>> Begin

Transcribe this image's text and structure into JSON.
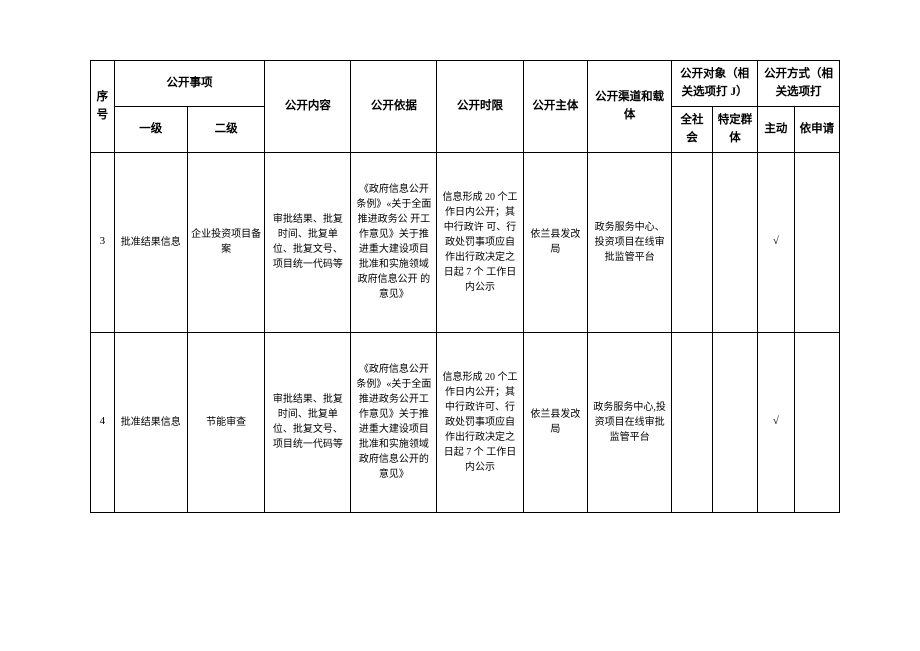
{
  "headers": {
    "seq": "序号",
    "matter": "公开事项",
    "level1": "一级",
    "level2": "二级",
    "content": "公开内容",
    "basis": "公开依据",
    "timeLimit": "公开时限",
    "subject": "公开主体",
    "channel": "公开渠道和载体",
    "target": "公开对象（相关选项打 J）",
    "wholeSociety": "全社会",
    "specificGroup": "特定群体",
    "method": "公开方式（相关选项打",
    "active": "主动",
    "onRequest": "依申请"
  },
  "rows": [
    {
      "seq": "3",
      "level1": "批准结果信息",
      "level2": "企业投资项目备案",
      "content": "审批结果、批复时间、批复单位、批复文号、\n项目统一代码等",
      "basis": "《政府信息公开条例》«关于全面推进政务公\n开工作意见》关于推进重大建设项目批准和实施领域政府信息公开\n的意见》",
      "timeLimit": "信息形成 20 个工作日内公开；其中行政许\n可、行政处罚事项应自作出行政决定之日起 7 个\n工作日内公示",
      "subject": "依兰县发改局",
      "channel": "政务服务中心、投资项目在线审批监管平台",
      "wholeSociety": "",
      "specificGroup": "",
      "active": "√",
      "onRequest": ""
    },
    {
      "seq": "4",
      "level1": "批准结果信息",
      "level2": "节能审查",
      "content": "审批结果、批复时间、批复单\n位、批复文号、项目统一代码等",
      "basis": "《政府信息公开条例》«关于全面推进政务公开工作意见》关于推进重大建设项目批准和实施领域政府信息公开的意见》",
      "timeLimit": "信息形成 20 个工作日内公开；其中行政许可、行政处罚事项应自作出行政决定之日起 7 个\n工作日内公示",
      "subject": "依兰县发改局",
      "channel": "政务服务中心,投资项目在线审批监管平台",
      "wholeSociety": "",
      "specificGroup": "",
      "active": "√",
      "onRequest": ""
    }
  ]
}
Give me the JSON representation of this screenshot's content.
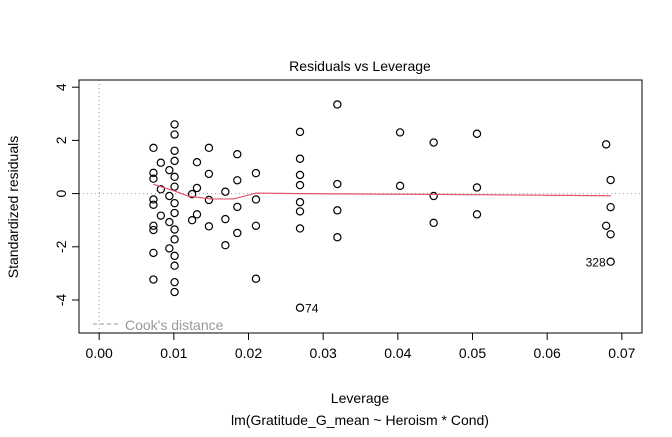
{
  "chart_data": {
    "type": "scatter",
    "title": "Residuals vs Leverage",
    "xlabel": "Leverage",
    "sublabel": "lm(Gratitude_G_mean ~ Heroism * Cond)",
    "ylabel": "Standardized residuals",
    "xlim": [
      -0.0027,
      0.0727
    ],
    "ylim": [
      -5.24,
      4.27
    ],
    "xticks": [
      0.0,
      0.01,
      0.02,
      0.03,
      0.04,
      0.05,
      0.06,
      0.07
    ],
    "xtick_labels": [
      "0.00",
      "0.01",
      "0.02",
      "0.03",
      "0.04",
      "0.05",
      "0.06",
      "0.07"
    ],
    "yticks": [
      -4,
      -2,
      0,
      2,
      4
    ],
    "ytick_labels": [
      "-4",
      "-2",
      "0",
      "2",
      "4"
    ],
    "grid": false,
    "legend": {
      "label": "Cook's distance",
      "placement": "bottom-left"
    },
    "colors": {
      "points": "#000000",
      "smooth": "#DF536B",
      "reference": "#999999"
    },
    "points": [
      [
        0.00727,
        1.72
      ],
      [
        0.00727,
        0.78
      ],
      [
        0.00727,
        0.56
      ],
      [
        0.00727,
        -0.22
      ],
      [
        0.00727,
        -0.42
      ],
      [
        0.00727,
        -1.21
      ],
      [
        0.00727,
        -1.37
      ],
      [
        0.00727,
        -2.23
      ],
      [
        0.00727,
        -3.23
      ],
      [
        0.00826,
        1.16
      ],
      [
        0.00826,
        0.16
      ],
      [
        0.00826,
        -0.83
      ],
      [
        0.0094,
        0.88
      ],
      [
        0.0094,
        -0.09
      ],
      [
        0.0094,
        -1.07
      ],
      [
        0.0094,
        -2.06
      ],
      [
        0.0101,
        2.6
      ],
      [
        0.0101,
        2.22
      ],
      [
        0.0101,
        1.61
      ],
      [
        0.0101,
        1.23
      ],
      [
        0.0101,
        0.63
      ],
      [
        0.0101,
        0.26
      ],
      [
        0.0101,
        -0.36
      ],
      [
        0.0101,
        -0.73
      ],
      [
        0.0101,
        -1.35
      ],
      [
        0.0101,
        -1.72
      ],
      [
        0.0101,
        -2.34
      ],
      [
        0.0101,
        -2.71
      ],
      [
        0.0101,
        -3.33
      ],
      [
        0.0101,
        -3.7
      ],
      [
        0.0131,
        1.18
      ],
      [
        0.0131,
        0.21
      ],
      [
        0.0131,
        -0.78
      ],
      [
        0.01245,
        -0.02
      ],
      [
        0.01245,
        -1.0
      ],
      [
        0.0147,
        1.72
      ],
      [
        0.0147,
        0.74
      ],
      [
        0.0147,
        -0.24
      ],
      [
        0.0147,
        -1.23
      ],
      [
        0.0169,
        0.07
      ],
      [
        0.0169,
        -0.96
      ],
      [
        0.0169,
        -1.94
      ],
      [
        0.0185,
        1.48
      ],
      [
        0.0185,
        0.5
      ],
      [
        0.0185,
        -0.5
      ],
      [
        0.0185,
        -1.48
      ],
      [
        0.021,
        0.77
      ],
      [
        0.021,
        -0.22
      ],
      [
        0.021,
        -1.21
      ],
      [
        0.021,
        -3.2
      ],
      [
        0.0269,
        2.32
      ],
      [
        0.0269,
        1.31
      ],
      [
        0.0269,
        0.7
      ],
      [
        0.0269,
        0.32
      ],
      [
        0.0269,
        -0.32
      ],
      [
        0.0269,
        -0.67
      ],
      [
        0.0269,
        -1.31
      ],
      [
        0.0269,
        -4.29
      ],
      [
        0.0319,
        3.35
      ],
      [
        0.0319,
        0.36
      ],
      [
        0.0319,
        -0.63
      ],
      [
        0.0319,
        -1.64
      ],
      [
        0.0403,
        2.3
      ],
      [
        0.0403,
        0.29
      ],
      [
        0.0448,
        1.92
      ],
      [
        0.0448,
        -0.09
      ],
      [
        0.0448,
        -1.1
      ],
      [
        0.0506,
        2.25
      ],
      [
        0.0506,
        0.23
      ],
      [
        0.0506,
        -0.78
      ],
      [
        0.0679,
        1.85
      ],
      [
        0.0679,
        -1.21
      ],
      [
        0.0685,
        0.51
      ],
      [
        0.0685,
        -0.51
      ],
      [
        0.0685,
        -1.53
      ],
      [
        0.0685,
        -2.56
      ]
    ],
    "point_labels": [
      {
        "x": 0.0269,
        "y": -4.29,
        "label": "74"
      },
      {
        "x": 0.0685,
        "y": -2.56,
        "label": "328"
      }
    ],
    "smooth_line": [
      [
        0.00727,
        0.35
      ],
      [
        0.0101,
        0.1
      ],
      [
        0.012,
        -0.1
      ],
      [
        0.015,
        -0.2
      ],
      [
        0.018,
        -0.2
      ],
      [
        0.021,
        0.02
      ],
      [
        0.027,
        0.0
      ],
      [
        0.032,
        -0.01
      ],
      [
        0.045,
        -0.03
      ],
      [
        0.0685,
        -0.08
      ]
    ]
  }
}
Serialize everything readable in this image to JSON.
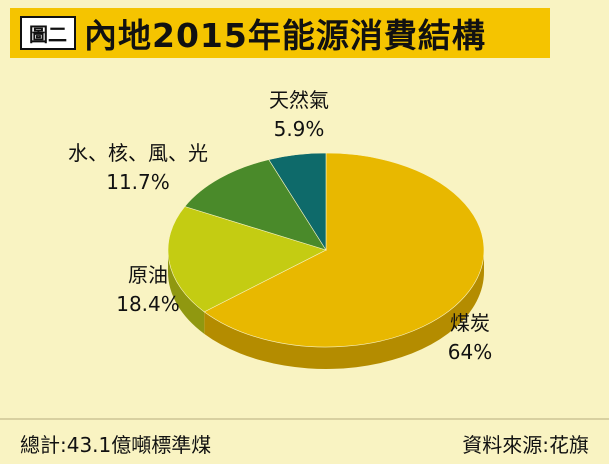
{
  "header": {
    "badge": "圖二",
    "title": "內地2015年能源消費結構"
  },
  "footer": {
    "total": "總計:43.1億噸標準煤",
    "source": "資料來源:花旗"
  },
  "colors": {
    "background": "#f9f3c2",
    "title_bar": "#f5c400"
  },
  "chart_data": {
    "type": "pie",
    "title": "內地2015年能源消費結構",
    "slices": [
      {
        "name": "煤炭",
        "value": 64,
        "label": "64%",
        "color": "#e8b800",
        "side": "#b48c00"
      },
      {
        "name": "原油",
        "value": 18.4,
        "label": "18.4%",
        "color": "#c4cc12",
        "side": "#909810"
      },
      {
        "name": "水、核、風、光",
        "value": 11.7,
        "label": "11.7%",
        "color": "#4a8a2a",
        "side": "#356a1c"
      },
      {
        "name": "天然氣",
        "value": 5.9,
        "label": "5.9%",
        "color": "#0e6a6a",
        "side": "#0a4c4c"
      }
    ]
  }
}
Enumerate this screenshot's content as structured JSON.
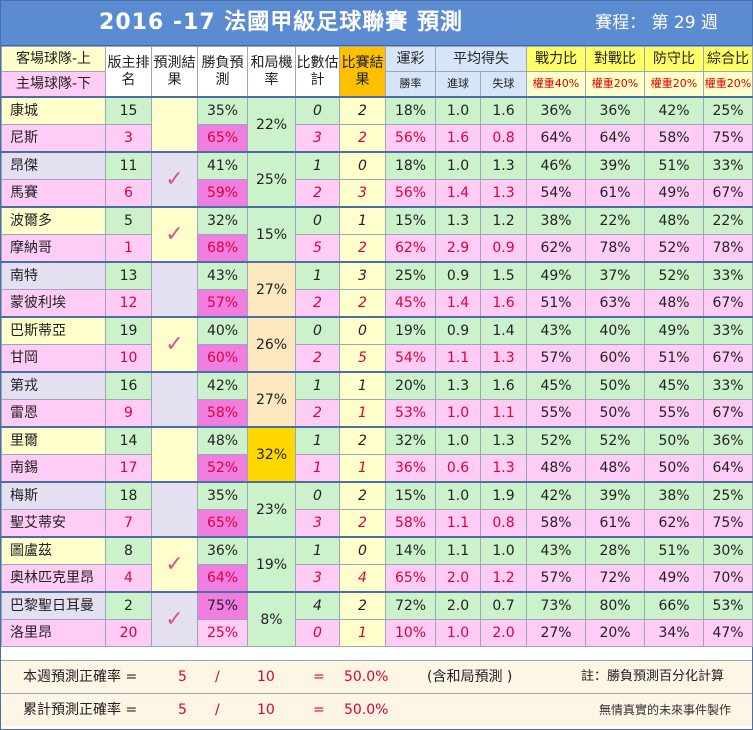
{
  "title": "2016 -17  法國甲級足球聯賽  預測",
  "round_label": "賽程：  第 29 週",
  "header": {
    "team_top": "客場球隊-上",
    "team_bottom": "主場球隊-下",
    "rank": "版主排名",
    "pred_result": "預測結果",
    "wl_pred": "勝負預測",
    "draw": "和局機率",
    "score_est": "比數估計",
    "match_result": "比賽結果",
    "lottery": "運彩",
    "lottery_sub": "勝率",
    "avg": "平均得失",
    "avg_sub_for": "進球",
    "avg_sub_against": "失球",
    "power": "戰力比",
    "power_sub": "權重40%",
    "h2h": "對戰比",
    "h2h_sub": "權重20%",
    "defense": "防守比",
    "defense_sub": "權重20%",
    "overall": "綜合比",
    "overall_sub": "權重20%"
  },
  "check_symbol": "✓",
  "matches": [
    {
      "draw": "22%",
      "check": false,
      "teams": [
        {
          "name": "康城",
          "rank": "15",
          "wl": "35%",
          "est": "0",
          "res": "2",
          "lot": "18%",
          "gf": "1.0",
          "ga": "1.6",
          "pw": "36%",
          "h2h": "36%",
          "df": "42%",
          "ov": "25%"
        },
        {
          "name": "尼斯",
          "rank": "3",
          "wl": "65%",
          "est": "3",
          "res": "2",
          "lot": "56%",
          "gf": "1.6",
          "ga": "0.8",
          "pw": "64%",
          "h2h": "64%",
          "df": "58%",
          "ov": "75%"
        }
      ]
    },
    {
      "draw": "25%",
      "check": true,
      "teams": [
        {
          "name": "昂傑",
          "rank": "11",
          "wl": "41%",
          "est": "1",
          "res": "0",
          "lot": "18%",
          "gf": "1.0",
          "ga": "1.3",
          "pw": "46%",
          "h2h": "39%",
          "df": "51%",
          "ov": "33%"
        },
        {
          "name": "馬賽",
          "rank": "6",
          "wl": "59%",
          "est": "2",
          "res": "3",
          "lot": "56%",
          "gf": "1.4",
          "ga": "1.3",
          "pw": "54%",
          "h2h": "61%",
          "df": "49%",
          "ov": "67%"
        }
      ]
    },
    {
      "draw": "15%",
      "check": true,
      "teams": [
        {
          "name": "波爾多",
          "rank": "5",
          "wl": "32%",
          "est": "0",
          "res": "1",
          "lot": "15%",
          "gf": "1.3",
          "ga": "1.2",
          "pw": "38%",
          "h2h": "22%",
          "df": "48%",
          "ov": "22%"
        },
        {
          "name": "摩納哥",
          "rank": "1",
          "wl": "68%",
          "est": "5",
          "res": "2",
          "lot": "62%",
          "gf": "2.9",
          "ga": "0.9",
          "pw": "62%",
          "h2h": "78%",
          "df": "52%",
          "ov": "78%"
        }
      ]
    },
    {
      "draw": "27%",
      "check": false,
      "teams": [
        {
          "name": "南特",
          "rank": "13",
          "wl": "43%",
          "est": "1",
          "res": "3",
          "lot": "25%",
          "gf": "0.9",
          "ga": "1.5",
          "pw": "49%",
          "h2h": "37%",
          "df": "52%",
          "ov": "33%"
        },
        {
          "name": "蒙彼利埃",
          "rank": "12",
          "wl": "57%",
          "est": "2",
          "res": "2",
          "lot": "45%",
          "gf": "1.4",
          "ga": "1.6",
          "pw": "51%",
          "h2h": "63%",
          "df": "48%",
          "ov": "67%"
        }
      ]
    },
    {
      "draw": "26%",
      "check": true,
      "teams": [
        {
          "name": "巴斯蒂亞",
          "rank": "19",
          "wl": "40%",
          "est": "0",
          "res": "0",
          "lot": "19%",
          "gf": "0.9",
          "ga": "1.4",
          "pw": "43%",
          "h2h": "40%",
          "df": "49%",
          "ov": "33%"
        },
        {
          "name": "甘岡",
          "rank": "10",
          "wl": "60%",
          "est": "2",
          "res": "5",
          "lot": "54%",
          "gf": "1.1",
          "ga": "1.3",
          "pw": "57%",
          "h2h": "60%",
          "df": "51%",
          "ov": "67%"
        }
      ]
    },
    {
      "draw": "27%",
      "check": false,
      "teams": [
        {
          "name": "第戎",
          "rank": "16",
          "wl": "42%",
          "est": "1",
          "res": "1",
          "lot": "20%",
          "gf": "1.3",
          "ga": "1.6",
          "pw": "45%",
          "h2h": "50%",
          "df": "45%",
          "ov": "33%"
        },
        {
          "name": "雷恩",
          "rank": "9",
          "wl": "58%",
          "est": "2",
          "res": "1",
          "lot": "53%",
          "gf": "1.0",
          "ga": "1.1",
          "pw": "55%",
          "h2h": "50%",
          "df": "55%",
          "ov": "67%"
        }
      ]
    },
    {
      "draw": "32%",
      "check": false,
      "teams": [
        {
          "name": "里爾",
          "rank": "14",
          "wl": "48%",
          "est": "1",
          "res": "2",
          "lot": "32%",
          "gf": "1.0",
          "ga": "1.3",
          "pw": "52%",
          "h2h": "52%",
          "df": "50%",
          "ov": "36%"
        },
        {
          "name": "南錫",
          "rank": "17",
          "wl": "52%",
          "est": "1",
          "res": "1",
          "lot": "36%",
          "gf": "0.6",
          "ga": "1.3",
          "pw": "48%",
          "h2h": "48%",
          "df": "50%",
          "ov": "64%"
        }
      ]
    },
    {
      "draw": "23%",
      "check": false,
      "teams": [
        {
          "name": "梅斯",
          "rank": "18",
          "wl": "35%",
          "est": "0",
          "res": "2",
          "lot": "15%",
          "gf": "1.0",
          "ga": "1.9",
          "pw": "42%",
          "h2h": "39%",
          "df": "38%",
          "ov": "25%"
        },
        {
          "name": "聖艾蒂安",
          "rank": "7",
          "wl": "65%",
          "est": "3",
          "res": "2",
          "lot": "58%",
          "gf": "1.1",
          "ga": "0.8",
          "pw": "58%",
          "h2h": "61%",
          "df": "62%",
          "ov": "75%"
        }
      ]
    },
    {
      "draw": "19%",
      "check": true,
      "teams": [
        {
          "name": "圖盧茲",
          "rank": "8",
          "wl": "36%",
          "est": "1",
          "res": "0",
          "lot": "14%",
          "gf": "1.1",
          "ga": "1.0",
          "pw": "43%",
          "h2h": "28%",
          "df": "51%",
          "ov": "30%"
        },
        {
          "name": "奧林匹克里昂",
          "rank": "4",
          "wl": "64%",
          "est": "3",
          "res": "4",
          "lot": "65%",
          "gf": "2.0",
          "ga": "1.2",
          "pw": "57%",
          "h2h": "72%",
          "df": "49%",
          "ov": "70%"
        }
      ]
    },
    {
      "draw": "8%",
      "check": true,
      "teams": [
        {
          "name": "巴黎聖日耳曼",
          "rank": "2",
          "wl": "75%",
          "est": "4",
          "res": "2",
          "lot": "72%",
          "gf": "2.0",
          "ga": "0.7",
          "pw": "73%",
          "h2h": "80%",
          "df": "66%",
          "ov": "53%"
        },
        {
          "name": "洛里昂",
          "rank": "20",
          "wl": "25%",
          "est": "0",
          "res": "1",
          "lot": "10%",
          "gf": "1.0",
          "ga": "2.0",
          "pw": "27%",
          "h2h": "20%",
          "df": "34%",
          "ov": "47%"
        }
      ]
    }
  ],
  "footer": {
    "weekly_label": "本週預測正確率 =",
    "weekly_correct": "5",
    "weekly_total": "10",
    "weekly_pct": "50.0%",
    "slash": "/",
    "equals": "=",
    "incl_draw": "(含和局預測 )",
    "note": "註：勝負預測百分化計算",
    "cumul_label": "累計預測正確率 =",
    "cumul_correct": "5",
    "cumul_total": "10",
    "cumul_pct": "50.0%",
    "credit": "無情真實的未來事件製作"
  },
  "chart_data": {
    "type": "table",
    "title": "2016 -17  法國甲級足球聯賽  預測",
    "round": "第 29 週",
    "columns": [
      "客場球隊-上/主場球隊-下",
      "版主排名",
      "預測結果",
      "勝負預測",
      "和局機率",
      "比數估計",
      "比賽結果",
      "運彩勝率",
      "平均進球",
      "平均失球",
      "戰力比",
      "對戰比",
      "防守比",
      "綜合比"
    ],
    "weekly_accuracy": "50.0%",
    "cumulative_accuracy": "50.0%"
  }
}
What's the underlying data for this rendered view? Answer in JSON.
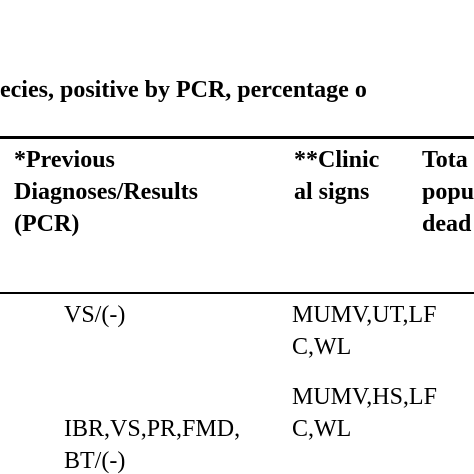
{
  "caption": "ecies, positive by PCR, percentage o",
  "table": {
    "headers": {
      "previous_diagnoses": [
        "*Previous",
        "Diagnoses/Results",
        "(PCR)"
      ],
      "clinical_signs": [
        "**Clinic",
        "al signs"
      ],
      "total": [
        "Tota",
        "popu",
        "dead"
      ]
    },
    "rows": [
      {
        "previous_diagnoses": [
          "VS/(-)"
        ],
        "clinical_signs": [
          "MUMV,UT,LF",
          "C,WL"
        ]
      },
      {
        "previous_diagnoses": [
          "IBR,VS,PR,FMD,",
          "BT/(-)"
        ],
        "clinical_signs": [
          "MUMV,HS,LF",
          "C,WL"
        ]
      }
    ]
  }
}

>> End

### THE TASK
Please leave out the pictures while you copy exactly the lines from the one containing "What's the underlying" through the end of the records.

### ANSWER FOR THE TASK
What's the underlying data for this rendered view? Answer in JSON.
{
  "caption": "ecies, positive by PCR, percentage o",
  "table": {
    "headers": {
      "previous_diagnoses": [
        "*Previous",
        "Diagnoses/Results",
        "(PCR)"
      ],
      "clinical_signs": [
        "**Clinic",
        "al signs"
      ],
      "total": [
        "Tota",
        "popu",
        "dead"
      ]
    },
    "rows": [
      {
        "previous_diagnoses": [
          "VS/(-)"
        ],
        "clinical_signs": [
          "MUMV,UT,LF",
          "C,WL"
        ]
      },
      {
        "previous_diagnoses": [
          "IBR,VS,PR,FMD,",
          "BT/(-)"
        ],
        "clinical_signs": [
          "MUMV,HS,LF",
          "C,WL"
        ]
      }
    ]
  }
}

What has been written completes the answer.